## Start Information provided
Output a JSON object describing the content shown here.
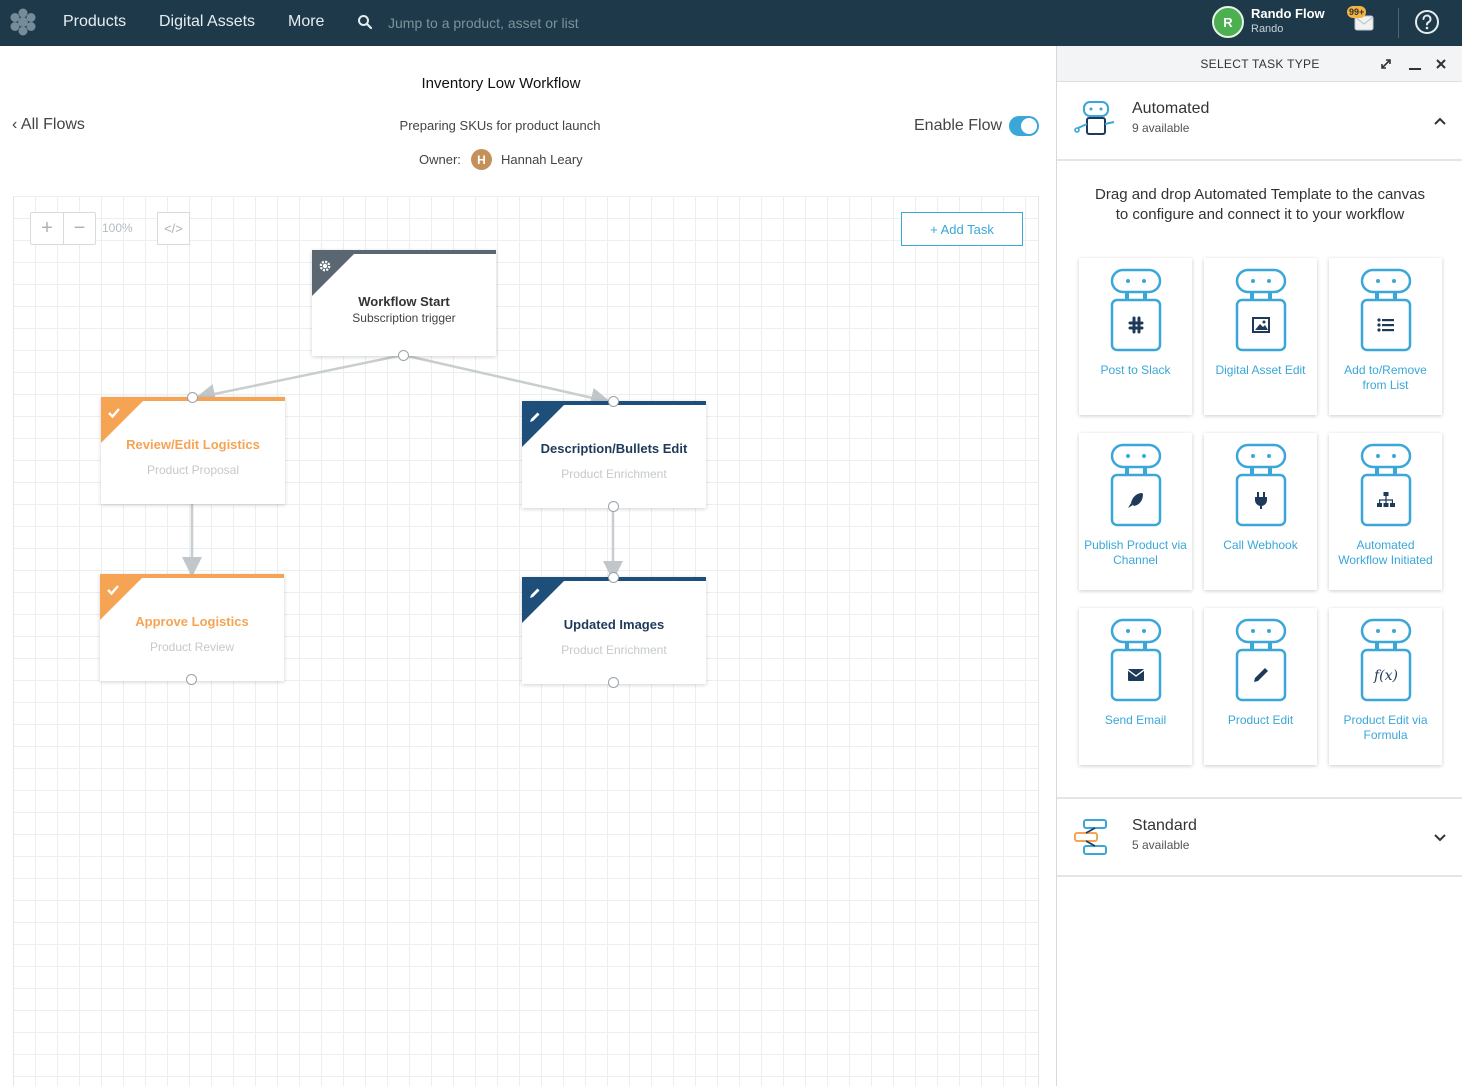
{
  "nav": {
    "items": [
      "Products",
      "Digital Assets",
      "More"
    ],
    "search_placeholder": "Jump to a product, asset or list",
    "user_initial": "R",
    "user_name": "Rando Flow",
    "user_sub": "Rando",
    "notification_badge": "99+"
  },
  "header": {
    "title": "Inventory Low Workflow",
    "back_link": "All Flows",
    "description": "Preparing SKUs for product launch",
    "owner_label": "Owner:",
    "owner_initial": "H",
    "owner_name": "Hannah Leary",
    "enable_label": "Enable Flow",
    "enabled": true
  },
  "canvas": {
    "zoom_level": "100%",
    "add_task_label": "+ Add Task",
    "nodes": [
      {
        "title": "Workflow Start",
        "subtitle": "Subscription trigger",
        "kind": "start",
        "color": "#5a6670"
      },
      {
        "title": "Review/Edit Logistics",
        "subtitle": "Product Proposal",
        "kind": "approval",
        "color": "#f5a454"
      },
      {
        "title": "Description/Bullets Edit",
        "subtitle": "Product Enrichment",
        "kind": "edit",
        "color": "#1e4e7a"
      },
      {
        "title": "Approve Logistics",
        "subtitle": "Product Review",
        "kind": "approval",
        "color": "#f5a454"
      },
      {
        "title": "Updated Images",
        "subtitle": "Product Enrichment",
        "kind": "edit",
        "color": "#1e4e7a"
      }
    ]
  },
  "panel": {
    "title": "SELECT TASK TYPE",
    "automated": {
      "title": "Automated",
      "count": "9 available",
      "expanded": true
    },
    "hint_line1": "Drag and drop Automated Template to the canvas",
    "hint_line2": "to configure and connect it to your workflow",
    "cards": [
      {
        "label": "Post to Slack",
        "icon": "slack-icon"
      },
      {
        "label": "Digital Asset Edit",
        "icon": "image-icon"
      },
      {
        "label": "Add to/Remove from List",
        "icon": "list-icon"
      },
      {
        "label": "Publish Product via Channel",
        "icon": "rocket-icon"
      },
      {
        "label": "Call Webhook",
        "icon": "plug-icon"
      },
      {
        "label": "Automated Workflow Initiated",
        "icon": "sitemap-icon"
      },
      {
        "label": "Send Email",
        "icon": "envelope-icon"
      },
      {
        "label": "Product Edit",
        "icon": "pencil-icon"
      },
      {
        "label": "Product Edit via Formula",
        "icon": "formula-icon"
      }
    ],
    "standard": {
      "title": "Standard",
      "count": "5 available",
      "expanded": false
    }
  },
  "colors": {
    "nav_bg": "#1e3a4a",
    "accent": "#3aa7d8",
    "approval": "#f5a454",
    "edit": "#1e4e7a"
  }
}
## End Information provided
▶ [Written request] Select, from the listing, all lines that include the word "canvas".

▶ [Solution to the exercise]
  "canvas": {
    "hint_line1": "Drag and drop Automated Template to the canvas",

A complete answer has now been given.